## Work instructions:
Transcribe each line exactly.

## Provided entries:
----------------
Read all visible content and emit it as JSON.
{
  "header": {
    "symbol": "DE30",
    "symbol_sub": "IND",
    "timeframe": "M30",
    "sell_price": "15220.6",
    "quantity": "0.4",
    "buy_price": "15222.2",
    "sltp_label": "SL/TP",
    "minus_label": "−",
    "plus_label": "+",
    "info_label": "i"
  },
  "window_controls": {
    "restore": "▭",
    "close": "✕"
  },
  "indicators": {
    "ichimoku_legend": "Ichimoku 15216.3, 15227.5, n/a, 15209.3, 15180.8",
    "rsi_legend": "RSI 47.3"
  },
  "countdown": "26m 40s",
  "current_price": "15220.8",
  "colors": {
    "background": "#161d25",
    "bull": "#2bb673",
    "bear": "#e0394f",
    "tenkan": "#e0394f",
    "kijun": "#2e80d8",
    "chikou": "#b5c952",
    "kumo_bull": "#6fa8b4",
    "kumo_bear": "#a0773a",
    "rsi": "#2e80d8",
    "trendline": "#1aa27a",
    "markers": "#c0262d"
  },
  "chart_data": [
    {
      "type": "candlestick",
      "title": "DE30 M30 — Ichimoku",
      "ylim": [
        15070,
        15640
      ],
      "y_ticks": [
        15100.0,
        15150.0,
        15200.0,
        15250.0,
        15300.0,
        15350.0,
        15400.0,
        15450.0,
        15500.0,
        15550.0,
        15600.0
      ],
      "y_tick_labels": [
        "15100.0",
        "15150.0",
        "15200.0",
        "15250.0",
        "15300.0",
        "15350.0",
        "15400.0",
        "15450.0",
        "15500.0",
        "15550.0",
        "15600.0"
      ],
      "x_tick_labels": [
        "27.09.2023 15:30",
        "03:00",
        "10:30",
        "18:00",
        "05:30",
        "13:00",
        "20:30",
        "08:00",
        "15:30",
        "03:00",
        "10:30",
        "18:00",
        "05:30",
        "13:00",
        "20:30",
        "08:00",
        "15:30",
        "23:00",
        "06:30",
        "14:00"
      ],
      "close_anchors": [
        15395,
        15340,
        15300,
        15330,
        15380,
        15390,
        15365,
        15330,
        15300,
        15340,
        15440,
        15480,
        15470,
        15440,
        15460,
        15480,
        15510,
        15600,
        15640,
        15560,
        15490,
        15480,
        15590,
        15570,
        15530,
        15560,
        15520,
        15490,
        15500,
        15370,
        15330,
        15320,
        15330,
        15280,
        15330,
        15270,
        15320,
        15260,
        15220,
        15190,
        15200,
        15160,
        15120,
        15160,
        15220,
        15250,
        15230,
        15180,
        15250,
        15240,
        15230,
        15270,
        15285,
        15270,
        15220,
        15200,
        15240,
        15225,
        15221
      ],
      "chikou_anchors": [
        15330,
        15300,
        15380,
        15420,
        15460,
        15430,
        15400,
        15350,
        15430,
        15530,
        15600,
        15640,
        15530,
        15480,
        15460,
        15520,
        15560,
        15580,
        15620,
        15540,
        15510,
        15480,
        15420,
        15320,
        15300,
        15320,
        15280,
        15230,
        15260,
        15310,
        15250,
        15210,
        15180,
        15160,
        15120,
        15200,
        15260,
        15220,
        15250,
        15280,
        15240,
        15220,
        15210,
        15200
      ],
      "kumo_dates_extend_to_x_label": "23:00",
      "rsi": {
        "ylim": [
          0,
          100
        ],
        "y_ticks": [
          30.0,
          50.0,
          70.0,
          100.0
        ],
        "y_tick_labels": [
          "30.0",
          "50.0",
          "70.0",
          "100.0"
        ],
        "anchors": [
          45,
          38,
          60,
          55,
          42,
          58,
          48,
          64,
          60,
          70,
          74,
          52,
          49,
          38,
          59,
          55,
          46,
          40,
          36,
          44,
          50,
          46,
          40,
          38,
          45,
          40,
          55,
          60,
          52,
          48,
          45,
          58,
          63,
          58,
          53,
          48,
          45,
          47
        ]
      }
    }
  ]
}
----------------
## Final answer:
Read all visible content and emit it as JSON.
{
  "header": {
    "symbol": "DE30",
    "symbol_sub": "IND",
    "timeframe": "M30",
    "sell_price": "15220.6",
    "quantity": "0.4",
    "buy_price": "15222.2",
    "sltp_label": "SL/TP",
    "minus_label": "−",
    "plus_label": "+",
    "info_label": "i"
  },
  "window_controls": {
    "restore": "▭",
    "close": "✕"
  },
  "indicators": {
    "ichimoku_legend": "Ichimoku 15216.3, 15227.5, n/a, 15209.3, 15180.8",
    "rsi_legend": "RSI 47.3"
  },
  "countdown": "26m 40s",
  "current_price": "15220.8",
  "colors": {
    "background": "#161d25",
    "bull": "#2bb673",
    "bear": "#e0394f",
    "tenkan": "#e0394f",
    "kijun": "#2e80d8",
    "chikou": "#b5c952",
    "kumo_bull": "#6fa8b4",
    "kumo_bear": "#a0773a",
    "rsi": "#2e80d8",
    "trendline": "#1aa27a",
    "markers": "#c0262d"
  },
  "chart_data": [
    {
      "type": "candlestick",
      "title": "DE30 M30 — Ichimoku",
      "ylim": [
        15070,
        15640
      ],
      "y_ticks": [
        15100.0,
        15150.0,
        15200.0,
        15250.0,
        15300.0,
        15350.0,
        15400.0,
        15450.0,
        15500.0,
        15550.0,
        15600.0
      ],
      "y_tick_labels": [
        "15100.0",
        "15150.0",
        "15200.0",
        "15250.0",
        "15300.0",
        "15350.0",
        "15400.0",
        "15450.0",
        "15500.0",
        "15550.0",
        "15600.0"
      ],
      "x_tick_labels": [
        "27.09.2023 15:30",
        "03:00",
        "10:30",
        "18:00",
        "05:30",
        "13:00",
        "20:30",
        "08:00",
        "15:30",
        "03:00",
        "10:30",
        "18:00",
        "05:30",
        "13:00",
        "20:30",
        "08:00",
        "15:30",
        "23:00",
        "06:30",
        "14:00"
      ],
      "close_anchors": [
        15395,
        15340,
        15300,
        15330,
        15380,
        15390,
        15365,
        15330,
        15300,
        15340,
        15440,
        15480,
        15470,
        15440,
        15460,
        15480,
        15510,
        15600,
        15640,
        15560,
        15490,
        15480,
        15590,
        15570,
        15530,
        15560,
        15520,
        15490,
        15500,
        15370,
        15330,
        15320,
        15330,
        15280,
        15330,
        15270,
        15320,
        15260,
        15220,
        15190,
        15200,
        15160,
        15120,
        15160,
        15220,
        15250,
        15230,
        15180,
        15250,
        15240,
        15230,
        15270,
        15285,
        15270,
        15220,
        15200,
        15240,
        15225,
        15221
      ],
      "chikou_anchors": [
        15330,
        15300,
        15380,
        15420,
        15460,
        15430,
        15400,
        15350,
        15430,
        15530,
        15600,
        15640,
        15530,
        15480,
        15460,
        15520,
        15560,
        15580,
        15620,
        15540,
        15510,
        15480,
        15420,
        15320,
        15300,
        15320,
        15280,
        15230,
        15260,
        15310,
        15250,
        15210,
        15180,
        15160,
        15120,
        15200,
        15260,
        15220,
        15250,
        15280,
        15240,
        15220,
        15210,
        15200
      ],
      "kumo_dates_extend_to_x_label": "23:00",
      "rsi": {
        "ylim": [
          0,
          100
        ],
        "y_ticks": [
          30.0,
          50.0,
          70.0,
          100.0
        ],
        "y_tick_labels": [
          "30.0",
          "50.0",
          "70.0",
          "100.0"
        ],
        "anchors": [
          45,
          38,
          60,
          55,
          42,
          58,
          48,
          64,
          60,
          70,
          74,
          52,
          49,
          38,
          59,
          55,
          46,
          40,
          36,
          44,
          50,
          46,
          40,
          38,
          45,
          40,
          55,
          60,
          52,
          48,
          45,
          58,
          63,
          58,
          53,
          48,
          45,
          47
        ]
      }
    }
  ]
}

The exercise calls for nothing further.